Records shown:
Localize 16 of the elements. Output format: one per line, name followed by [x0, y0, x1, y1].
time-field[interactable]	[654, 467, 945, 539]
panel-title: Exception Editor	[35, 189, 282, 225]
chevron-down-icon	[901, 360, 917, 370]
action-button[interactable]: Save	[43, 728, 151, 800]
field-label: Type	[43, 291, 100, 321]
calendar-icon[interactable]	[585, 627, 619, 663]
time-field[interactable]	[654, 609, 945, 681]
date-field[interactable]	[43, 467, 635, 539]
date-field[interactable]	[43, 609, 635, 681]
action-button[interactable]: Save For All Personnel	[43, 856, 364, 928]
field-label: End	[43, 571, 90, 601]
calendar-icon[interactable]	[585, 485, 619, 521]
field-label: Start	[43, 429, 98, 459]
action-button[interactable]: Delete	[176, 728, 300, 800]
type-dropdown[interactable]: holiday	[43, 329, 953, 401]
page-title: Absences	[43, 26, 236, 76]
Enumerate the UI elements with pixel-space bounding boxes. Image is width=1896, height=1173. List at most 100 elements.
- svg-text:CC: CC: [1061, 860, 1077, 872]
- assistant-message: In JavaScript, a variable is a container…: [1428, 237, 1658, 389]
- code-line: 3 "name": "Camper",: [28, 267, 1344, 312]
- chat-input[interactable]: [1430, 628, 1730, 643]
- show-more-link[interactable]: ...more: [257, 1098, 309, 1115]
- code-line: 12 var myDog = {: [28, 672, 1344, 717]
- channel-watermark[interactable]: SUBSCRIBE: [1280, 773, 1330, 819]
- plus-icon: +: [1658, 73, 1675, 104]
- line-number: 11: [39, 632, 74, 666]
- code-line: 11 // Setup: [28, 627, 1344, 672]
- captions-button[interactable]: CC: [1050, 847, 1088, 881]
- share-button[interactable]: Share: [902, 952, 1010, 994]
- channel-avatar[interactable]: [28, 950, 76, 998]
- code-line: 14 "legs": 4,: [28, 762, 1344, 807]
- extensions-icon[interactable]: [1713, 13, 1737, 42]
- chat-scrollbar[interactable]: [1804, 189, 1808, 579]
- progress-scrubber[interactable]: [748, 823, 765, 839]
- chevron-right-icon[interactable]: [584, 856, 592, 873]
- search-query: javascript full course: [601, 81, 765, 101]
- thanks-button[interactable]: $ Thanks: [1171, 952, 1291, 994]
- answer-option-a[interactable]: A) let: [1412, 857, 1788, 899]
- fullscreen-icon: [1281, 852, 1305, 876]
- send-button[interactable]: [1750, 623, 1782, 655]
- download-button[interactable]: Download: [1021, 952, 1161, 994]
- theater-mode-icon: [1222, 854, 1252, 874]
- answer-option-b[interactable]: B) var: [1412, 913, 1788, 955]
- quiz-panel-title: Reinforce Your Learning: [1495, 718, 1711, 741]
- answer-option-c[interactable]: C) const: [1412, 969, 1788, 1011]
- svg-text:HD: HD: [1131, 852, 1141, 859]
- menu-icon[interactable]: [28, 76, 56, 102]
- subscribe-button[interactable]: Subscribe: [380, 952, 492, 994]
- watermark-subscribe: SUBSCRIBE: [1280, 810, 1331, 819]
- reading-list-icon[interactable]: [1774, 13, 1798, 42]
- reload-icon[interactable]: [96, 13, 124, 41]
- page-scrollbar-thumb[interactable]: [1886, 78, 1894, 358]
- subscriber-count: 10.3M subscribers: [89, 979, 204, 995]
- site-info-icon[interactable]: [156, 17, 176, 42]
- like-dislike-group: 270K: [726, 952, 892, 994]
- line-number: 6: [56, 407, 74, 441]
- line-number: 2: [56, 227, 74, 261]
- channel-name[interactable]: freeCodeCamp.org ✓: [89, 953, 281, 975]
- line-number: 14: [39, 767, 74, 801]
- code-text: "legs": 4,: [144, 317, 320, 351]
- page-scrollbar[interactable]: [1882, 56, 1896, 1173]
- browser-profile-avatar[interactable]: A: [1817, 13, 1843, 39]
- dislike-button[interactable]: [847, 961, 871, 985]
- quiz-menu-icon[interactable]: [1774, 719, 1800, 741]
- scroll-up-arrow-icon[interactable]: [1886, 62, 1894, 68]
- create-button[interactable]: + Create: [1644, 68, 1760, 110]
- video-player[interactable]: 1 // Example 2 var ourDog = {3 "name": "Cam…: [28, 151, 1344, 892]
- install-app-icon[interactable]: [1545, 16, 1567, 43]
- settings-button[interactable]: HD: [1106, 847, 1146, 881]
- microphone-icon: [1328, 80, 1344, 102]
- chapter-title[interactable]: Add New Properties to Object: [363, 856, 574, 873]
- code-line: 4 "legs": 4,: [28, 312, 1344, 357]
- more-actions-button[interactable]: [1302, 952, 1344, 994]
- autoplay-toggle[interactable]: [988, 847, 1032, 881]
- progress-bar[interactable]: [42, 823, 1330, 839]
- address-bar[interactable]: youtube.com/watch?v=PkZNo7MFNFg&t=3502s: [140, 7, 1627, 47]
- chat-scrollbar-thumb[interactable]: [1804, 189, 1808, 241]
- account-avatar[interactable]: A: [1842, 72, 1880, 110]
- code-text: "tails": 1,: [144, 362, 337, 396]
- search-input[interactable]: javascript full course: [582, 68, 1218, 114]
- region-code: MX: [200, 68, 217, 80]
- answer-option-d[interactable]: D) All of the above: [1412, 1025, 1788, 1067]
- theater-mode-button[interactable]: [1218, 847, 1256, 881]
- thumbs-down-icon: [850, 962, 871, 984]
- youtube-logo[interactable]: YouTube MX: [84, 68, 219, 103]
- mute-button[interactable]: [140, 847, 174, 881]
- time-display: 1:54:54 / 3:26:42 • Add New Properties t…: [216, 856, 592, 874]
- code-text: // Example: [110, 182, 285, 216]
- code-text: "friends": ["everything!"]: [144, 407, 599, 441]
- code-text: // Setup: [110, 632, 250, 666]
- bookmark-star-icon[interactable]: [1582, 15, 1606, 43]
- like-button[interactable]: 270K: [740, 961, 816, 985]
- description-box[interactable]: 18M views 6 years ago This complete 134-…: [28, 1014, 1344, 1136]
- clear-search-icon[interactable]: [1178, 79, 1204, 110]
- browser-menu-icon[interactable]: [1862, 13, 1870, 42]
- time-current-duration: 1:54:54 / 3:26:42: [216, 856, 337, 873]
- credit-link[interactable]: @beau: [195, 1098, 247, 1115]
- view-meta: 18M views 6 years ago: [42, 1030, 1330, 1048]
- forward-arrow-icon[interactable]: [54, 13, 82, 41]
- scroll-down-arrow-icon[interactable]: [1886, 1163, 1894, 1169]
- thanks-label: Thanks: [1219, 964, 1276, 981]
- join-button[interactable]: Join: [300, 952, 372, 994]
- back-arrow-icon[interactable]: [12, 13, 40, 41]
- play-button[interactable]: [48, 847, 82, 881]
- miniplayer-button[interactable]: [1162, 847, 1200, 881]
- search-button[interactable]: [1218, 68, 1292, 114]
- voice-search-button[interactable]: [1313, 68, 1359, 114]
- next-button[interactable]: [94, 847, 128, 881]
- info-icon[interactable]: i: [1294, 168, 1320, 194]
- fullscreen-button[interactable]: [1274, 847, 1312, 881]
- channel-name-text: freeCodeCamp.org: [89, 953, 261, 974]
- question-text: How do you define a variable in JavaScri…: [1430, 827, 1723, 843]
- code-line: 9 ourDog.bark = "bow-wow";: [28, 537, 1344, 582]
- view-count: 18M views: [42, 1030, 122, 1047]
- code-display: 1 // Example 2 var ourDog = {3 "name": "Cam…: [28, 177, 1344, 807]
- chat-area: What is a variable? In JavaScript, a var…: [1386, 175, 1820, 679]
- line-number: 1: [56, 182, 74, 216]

Prompt: Output every line of the items above as a JSON list of strings, one string per line, leaving out blank lines.

Answer below:
[
  "Localize 16 of the elements. Output format: one per line, name followed by [x0, y0, x1, y1].",
  "time-field[interactable]\t[654, 467, 945, 539]",
  "panel-title: Exception Editor\t[35, 189, 282, 225]",
  "chevron-down-icon\t[901, 360, 917, 370]",
  "action-button[interactable]: Save\t[43, 728, 151, 800]",
  "field-label: Type\t[43, 291, 100, 321]",
  "calendar-icon[interactable]\t[585, 627, 619, 663]",
  "time-field[interactable]\t[654, 609, 945, 681]",
  "date-field[interactable]\t[43, 467, 635, 539]",
  "date-field[interactable]\t[43, 609, 635, 681]",
  "action-button[interactable]: Save For All Personnel\t[43, 856, 364, 928]",
  "field-label: End\t[43, 571, 90, 601]",
  "calendar-icon[interactable]\t[585, 485, 619, 521]",
  "field-label: Start\t[43, 429, 98, 459]",
  "action-button[interactable]: Delete\t[176, 728, 300, 800]",
  "type-dropdown[interactable]: holiday\t[43, 329, 953, 401]",
  "page-title: Absences\t[43, 26, 236, 76]",
  "Enumerate the UI elements with pixel-space bounding boxes. Image is width=1896, height=1173. List at most 100 elements.",
  "- svg-text:CC: CC: [1061, 860, 1077, 872]",
  "- assistant-message: In JavaScript, a variable is a container…: [1428, 237, 1658, 389]",
  "- code-line: 3 \"name\": \"Camper\",: [28, 267, 1344, 312]",
  "- chat-input[interactable]: [1430, 628, 1730, 643]",
  "- show-more-link[interactable]: ...more: [257, 1098, 309, 1115]",
  "- code-line: 12 var myDog = {: [28, 672, 1344, 717]",
  "- channel-watermark[interactable]: SUBSCRIBE: [1280, 773, 1330, 819]",
  "- plus-icon: +: [1658, 73, 1675, 104]",
  "- line-number: 11: [39, 632, 74, 666]",
  "- code-line: 11 // Setup: [28, 627, 1344, 672]",
  "- captions-button[interactable]: CC: [1050, 847, 1088, 881]",
  "- share-button[interactable]: Share: [902, 952, 1010, 994]",
  "- channel-avatar[interactable]: [28, 950, 76, 998]",
  "- code-line: 14 \"legs\": 4,: [28, 762, 1344, 807]",
  "- extensions-icon[interactable]: [1713, 13, 1737, 42]",
  "- chat-scrollbar[interactable]: [1804, 189, 1808, 579]",
  "- progress-scrubber[interactable]: [748, 823, 765, 839]",
  "- chevron-right-icon[interactable]: [584, 856, 592, 873]",
  "- search-query: javascript full course: [601, 81, 765, 101]",
  "- thanks-button[interactable]: $ Thanks: [1171, 952, 1291, 994]",
  "- answer-option-a[interactable]: A) let: [1412, 857, 1788, 899]",
  "- fullscreen-icon: [1281, 852, 1305, 876]",
  "- send-button[interactable]: [1750, 623, 1782, 655]",
  "- download-button[interactable]: Download: [1021, 952, 1161, 994]",
  "- theater-mode-icon: [1222, 854, 1252, 874]",
  "- answer-option-b[interactable]: B) var: [1412, 913, 1788, 955]",
  "- quiz-panel-title: Reinforce Your Learning: [1495, 718, 1711, 741]",
  "- answer-option-c[interactable]: C) const: [1412, 969, 1788, 1011]",
  "- svg-text:HD: HD: [1131, 852, 1141, 859]",
  "- menu-icon[interactable]: [28, 76, 56, 102]",
  "- subscribe-button[interactable]: Subscribe: [380, 952, 492, 994]",
  "- watermark-subscribe: SUBSCRIBE: [1280, 810, 1331, 819]",
  "- reading-list-icon[interactable]: [1774, 13, 1798, 42]",
  "- reload-icon[interactable]: [96, 13, 124, 41]",
  "- page-scrollbar-thumb[interactable]: [1886, 78, 1894, 358]",
  "- subscriber-count: 10.3M subscribers: [89, 979, 204, 995]",
  "- site-info-icon[interactable]: [156, 17, 176, 42]",
  "- like-dislike-group: 270K: [726, 952, 892, 994]",
  "- line-number: 6: [56, 407, 74, 441]",
  "- line-number: 2: [56, 227, 74, 261]",
  "- channel-name[interactable]: freeCodeCamp.org ✓: [89, 953, 281, 975]",
  "- line-number: 14: [39, 767, 74, 801]",
  "- code-text: \"legs\": 4,: [144, 317, 320, 351]",
  "- page-scrollbar[interactable]: [1882, 56, 1896, 1173]",
  "- browser-profile-avatar[interactable]: A: [1817, 13, 1843, 39]",
  "- dislike-button[interactable]: [847, 961, 871, 985]",
  "- quiz-menu-icon[interactable]: [1774, 719, 1800, 741]",
  "- scroll-up-arrow-icon[interactable]: [1886, 62, 1894, 68]",
  "- create-button[interactable]: + Create: [1644, 68, 1760, 110]",
  "- video-player[interactable]: 1 // Example 2 var ourDog = {3 \"name\": \"Cam…: [28, 151, 1344, 892]",
  "- install-app-icon[interactable]: [1545, 16, 1567, 43]",
  "- settings-button[interactable]: HD: [1106, 847, 1146, 881]",
  "- microphone-icon: [1328, 80, 1344, 102]",
  "- chapter-title[interactable]: Add New Properties to Object: [363, 856, 574, 873]",
  "- code-line: 4 \"legs\": 4,: [28, 312, 1344, 357]",
  "- more-actions-button[interactable]: [1302, 952, 1344, 994]",
  "- autoplay-toggle[interactable]: [988, 847, 1032, 881]",
  "- progress-bar[interactable]: [42, 823, 1330, 839]",
  "- address-bar[interactable]: youtube.com/watch?v=PkZNo7MFNFg&t=3502s: [140, 7, 1627, 47]",
  "- chat-scrollbar-thumb[interactable]: [1804, 189, 1808, 241]",
  "- account-avatar[interactable]: A: [1842, 72, 1880, 110]",
  "- code-text: \"tails\": 1,: [144, 362, 337, 396]",
  "- search-input[interactable]: javascript full course: [582, 68, 1218, 114]",
  "- region-code: MX: [200, 68, 217, 80]",
  "- answer-option-d[interactable]: D) All of the above: [1412, 1025, 1788, 1067]",
  "- theater-mode-button[interactable]: [1218, 847, 1256, 881]",
  "- thumbs-down-icon: [850, 962, 871, 984]",
  "- youtube-logo[interactable]: YouTube MX: [84, 68, 219, 103]",
  "- mute-button[interactable]: [140, 847, 174, 881]",
  "- time-display: 1:54:54 / 3:26:42 • Add New Properties t…: [216, 856, 592, 874]",
  "- code-text: // Example: [110, 182, 285, 216]",
  "- code-text: \"friends\": [\"everything!\"]: [144, 407, 599, 441]",
  "- code-text: // Setup: [110, 632, 250, 666]",
  "- bookmark-star-icon[interactable]: [1582, 15, 1606, 43]",
  "- like-button[interactable]: 270K: [740, 961, 816, 985]",
  "- description-box[interactable]: 18M views 6 years ago This complete 134-…: [28, 1014, 1344, 1136]",
  "- clear-search-icon[interactable]: [1178, 79, 1204, 110]",
  "- browser-menu-icon[interactable]: [1862, 13, 1870, 42]",
  "- time-current-duration: 1:54:54 / 3:26:42: [216, 856, 337, 873]",
  "- credit-link[interactable]: @beau: [195, 1098, 247, 1115]",
  "- view-meta: 18M views 6 years ago: [42, 1030, 1330, 1048]",
  "- forward-arrow-icon[interactable]: [54, 13, 82, 41]",
  "- scroll-down-arrow-icon[interactable]: [1886, 1163, 1894, 1169]",
  "- thanks-label: Thanks: [1219, 964, 1276, 981]",
  "- join-button[interactable]: Join: [300, 952, 372, 994]",
  "- back-arrow-icon[interactable]: [12, 13, 40, 41]",
  "- play-button[interactable]: [48, 847, 82, 881]",
  "- miniplayer-button[interactable]: [1162, 847, 1200, 881]",
  "- search-button[interactable]: [1218, 68, 1292, 114]",
  "- voice-search-button[interactable]: [1313, 68, 1359, 114]",
  "- next-button[interactable]: [94, 847, 128, 881]",
  "- info-icon[interactable]: i: [1294, 168, 1320, 194]",
  "- fullscreen-button[interactable]: [1274, 847, 1312, 881]",
  "- channel-name-text: freeCodeCamp.org: [89, 953, 261, 974]",
  "- question-text: How do you define a variable in JavaScri…: [1430, 827, 1723, 843]",
  "- code-line: 9 ourDog.bark = \"bow-wow\";: [28, 537, 1344, 582]",
  "- view-count: 18M views: [42, 1030, 122, 1047]",
  "- code-display: 1 // Example 2 var ourDog = {3 \"name\": \"Cam…: [28, 177, 1344, 807]",
  "- chat-area: What is a variable? In JavaScript, a var…: [1386, 175, 1820, 679]",
  "- line-number: 1: [56, 182, 74, 216]"
]